» Task description: Extract every line below that contains the word "this".

» Data provided:
● ● ● ● ●

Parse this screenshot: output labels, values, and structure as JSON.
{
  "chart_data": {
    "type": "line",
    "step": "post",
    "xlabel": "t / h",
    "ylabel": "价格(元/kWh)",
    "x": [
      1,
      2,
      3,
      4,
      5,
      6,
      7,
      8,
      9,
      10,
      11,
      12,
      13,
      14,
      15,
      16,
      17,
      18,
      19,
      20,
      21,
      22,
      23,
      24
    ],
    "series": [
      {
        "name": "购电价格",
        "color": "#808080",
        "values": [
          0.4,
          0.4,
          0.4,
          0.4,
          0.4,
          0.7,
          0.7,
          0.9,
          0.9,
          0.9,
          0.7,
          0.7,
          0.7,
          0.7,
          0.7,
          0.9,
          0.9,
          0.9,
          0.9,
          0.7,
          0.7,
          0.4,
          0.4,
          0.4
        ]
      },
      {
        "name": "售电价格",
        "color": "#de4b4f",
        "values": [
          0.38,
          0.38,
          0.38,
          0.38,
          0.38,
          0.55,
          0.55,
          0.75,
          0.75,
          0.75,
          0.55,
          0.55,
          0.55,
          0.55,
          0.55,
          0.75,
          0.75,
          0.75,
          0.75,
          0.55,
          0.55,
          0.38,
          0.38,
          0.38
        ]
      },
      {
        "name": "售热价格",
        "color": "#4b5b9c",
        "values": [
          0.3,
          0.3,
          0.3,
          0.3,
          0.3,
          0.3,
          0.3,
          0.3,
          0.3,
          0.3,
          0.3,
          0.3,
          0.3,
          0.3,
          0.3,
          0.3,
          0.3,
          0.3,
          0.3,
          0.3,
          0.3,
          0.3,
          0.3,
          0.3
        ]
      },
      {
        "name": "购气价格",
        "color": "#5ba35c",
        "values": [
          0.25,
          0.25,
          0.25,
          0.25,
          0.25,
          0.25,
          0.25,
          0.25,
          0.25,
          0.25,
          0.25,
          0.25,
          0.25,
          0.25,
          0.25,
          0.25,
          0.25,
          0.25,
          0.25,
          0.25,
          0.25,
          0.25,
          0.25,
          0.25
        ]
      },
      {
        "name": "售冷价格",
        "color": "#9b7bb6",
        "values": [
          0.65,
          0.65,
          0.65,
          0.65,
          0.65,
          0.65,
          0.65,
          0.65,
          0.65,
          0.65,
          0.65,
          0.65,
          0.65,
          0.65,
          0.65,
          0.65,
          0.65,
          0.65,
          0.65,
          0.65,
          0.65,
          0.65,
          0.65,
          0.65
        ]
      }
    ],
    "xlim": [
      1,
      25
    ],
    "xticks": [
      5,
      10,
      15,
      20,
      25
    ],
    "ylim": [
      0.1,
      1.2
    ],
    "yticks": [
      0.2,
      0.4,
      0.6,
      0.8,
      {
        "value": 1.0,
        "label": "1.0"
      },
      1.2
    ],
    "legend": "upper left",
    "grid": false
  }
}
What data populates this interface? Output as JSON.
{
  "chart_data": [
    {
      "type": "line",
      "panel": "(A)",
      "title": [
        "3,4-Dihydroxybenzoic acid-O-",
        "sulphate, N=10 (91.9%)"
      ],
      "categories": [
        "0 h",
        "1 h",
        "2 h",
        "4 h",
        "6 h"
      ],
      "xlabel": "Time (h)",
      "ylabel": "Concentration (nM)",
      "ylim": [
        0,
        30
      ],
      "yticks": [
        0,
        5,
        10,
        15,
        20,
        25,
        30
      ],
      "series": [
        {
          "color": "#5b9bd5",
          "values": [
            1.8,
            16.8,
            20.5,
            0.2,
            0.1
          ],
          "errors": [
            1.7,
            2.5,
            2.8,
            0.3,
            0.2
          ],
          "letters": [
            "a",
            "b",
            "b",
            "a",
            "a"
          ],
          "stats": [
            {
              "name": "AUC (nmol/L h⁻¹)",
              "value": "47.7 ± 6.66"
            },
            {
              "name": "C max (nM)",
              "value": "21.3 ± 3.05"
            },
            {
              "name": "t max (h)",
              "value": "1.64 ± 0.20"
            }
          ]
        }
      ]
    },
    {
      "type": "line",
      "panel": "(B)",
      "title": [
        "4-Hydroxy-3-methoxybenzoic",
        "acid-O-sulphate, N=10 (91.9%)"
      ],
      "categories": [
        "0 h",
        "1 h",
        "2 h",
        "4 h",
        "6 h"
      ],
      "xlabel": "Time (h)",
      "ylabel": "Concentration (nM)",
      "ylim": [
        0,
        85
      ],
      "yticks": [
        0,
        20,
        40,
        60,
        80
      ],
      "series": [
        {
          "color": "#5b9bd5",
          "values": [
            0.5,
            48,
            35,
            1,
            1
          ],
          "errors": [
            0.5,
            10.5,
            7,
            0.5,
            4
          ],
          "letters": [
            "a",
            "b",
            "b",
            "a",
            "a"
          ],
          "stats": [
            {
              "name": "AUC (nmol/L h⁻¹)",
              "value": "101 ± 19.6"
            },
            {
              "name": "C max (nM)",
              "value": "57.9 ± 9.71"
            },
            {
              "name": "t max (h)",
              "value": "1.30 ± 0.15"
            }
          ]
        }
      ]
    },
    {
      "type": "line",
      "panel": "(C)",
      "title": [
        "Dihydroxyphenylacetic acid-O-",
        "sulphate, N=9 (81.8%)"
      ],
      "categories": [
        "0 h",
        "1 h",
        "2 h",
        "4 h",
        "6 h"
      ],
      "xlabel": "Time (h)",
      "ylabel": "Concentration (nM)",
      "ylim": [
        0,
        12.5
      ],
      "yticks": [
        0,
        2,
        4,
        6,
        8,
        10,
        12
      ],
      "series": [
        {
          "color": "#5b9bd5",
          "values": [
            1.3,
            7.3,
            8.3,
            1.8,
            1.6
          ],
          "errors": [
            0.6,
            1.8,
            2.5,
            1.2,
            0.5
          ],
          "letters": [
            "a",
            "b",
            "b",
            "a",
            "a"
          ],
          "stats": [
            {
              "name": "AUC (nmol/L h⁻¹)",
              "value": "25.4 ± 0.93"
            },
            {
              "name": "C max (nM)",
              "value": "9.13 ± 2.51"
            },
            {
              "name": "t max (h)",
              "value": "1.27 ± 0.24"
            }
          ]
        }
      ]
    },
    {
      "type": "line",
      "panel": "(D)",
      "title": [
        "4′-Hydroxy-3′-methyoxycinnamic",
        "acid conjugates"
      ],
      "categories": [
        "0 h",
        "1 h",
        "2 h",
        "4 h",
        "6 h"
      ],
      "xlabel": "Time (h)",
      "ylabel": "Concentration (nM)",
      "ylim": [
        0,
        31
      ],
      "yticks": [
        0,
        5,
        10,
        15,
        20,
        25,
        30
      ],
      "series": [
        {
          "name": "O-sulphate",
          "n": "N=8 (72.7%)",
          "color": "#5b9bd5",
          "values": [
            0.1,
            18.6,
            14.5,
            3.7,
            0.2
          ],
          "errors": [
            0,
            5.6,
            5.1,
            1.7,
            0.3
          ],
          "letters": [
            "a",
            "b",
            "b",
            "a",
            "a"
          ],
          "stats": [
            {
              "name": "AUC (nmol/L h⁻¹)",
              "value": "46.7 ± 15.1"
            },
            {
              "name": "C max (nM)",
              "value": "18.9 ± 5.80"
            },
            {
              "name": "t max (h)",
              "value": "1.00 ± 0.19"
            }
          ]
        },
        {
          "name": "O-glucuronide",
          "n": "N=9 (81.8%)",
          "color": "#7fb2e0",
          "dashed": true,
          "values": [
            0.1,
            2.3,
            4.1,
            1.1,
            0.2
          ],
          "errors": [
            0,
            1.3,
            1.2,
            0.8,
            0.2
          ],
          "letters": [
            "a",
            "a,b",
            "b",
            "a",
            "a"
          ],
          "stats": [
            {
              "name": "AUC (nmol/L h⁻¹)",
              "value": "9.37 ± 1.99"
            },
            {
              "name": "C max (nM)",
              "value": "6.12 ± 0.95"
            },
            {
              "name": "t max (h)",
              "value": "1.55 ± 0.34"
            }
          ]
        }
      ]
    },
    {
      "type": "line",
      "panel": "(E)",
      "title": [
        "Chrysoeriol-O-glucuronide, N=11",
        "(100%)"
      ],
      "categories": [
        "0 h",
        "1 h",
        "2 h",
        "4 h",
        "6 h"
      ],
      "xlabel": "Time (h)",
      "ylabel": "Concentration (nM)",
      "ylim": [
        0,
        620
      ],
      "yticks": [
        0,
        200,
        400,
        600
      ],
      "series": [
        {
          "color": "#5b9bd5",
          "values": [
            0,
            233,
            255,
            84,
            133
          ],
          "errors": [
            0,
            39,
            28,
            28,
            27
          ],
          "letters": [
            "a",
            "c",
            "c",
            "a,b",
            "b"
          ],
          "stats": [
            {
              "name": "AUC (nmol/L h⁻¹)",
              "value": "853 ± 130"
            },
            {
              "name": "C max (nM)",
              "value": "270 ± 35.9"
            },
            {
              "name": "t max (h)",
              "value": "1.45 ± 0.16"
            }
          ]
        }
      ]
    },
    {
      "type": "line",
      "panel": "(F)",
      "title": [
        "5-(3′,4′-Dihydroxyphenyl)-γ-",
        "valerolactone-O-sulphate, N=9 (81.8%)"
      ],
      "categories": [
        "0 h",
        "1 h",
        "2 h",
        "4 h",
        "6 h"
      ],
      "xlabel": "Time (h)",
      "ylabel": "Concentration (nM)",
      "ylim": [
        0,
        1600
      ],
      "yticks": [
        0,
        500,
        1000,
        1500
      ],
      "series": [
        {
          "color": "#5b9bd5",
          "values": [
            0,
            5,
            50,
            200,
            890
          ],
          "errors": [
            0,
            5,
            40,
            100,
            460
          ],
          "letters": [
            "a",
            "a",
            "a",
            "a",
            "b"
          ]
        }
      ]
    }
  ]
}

● ● ● ● ●

» Solution:
Parse this screenshot: output labels, values, and structure as JSON.
What data populates this interface? Output as JSON.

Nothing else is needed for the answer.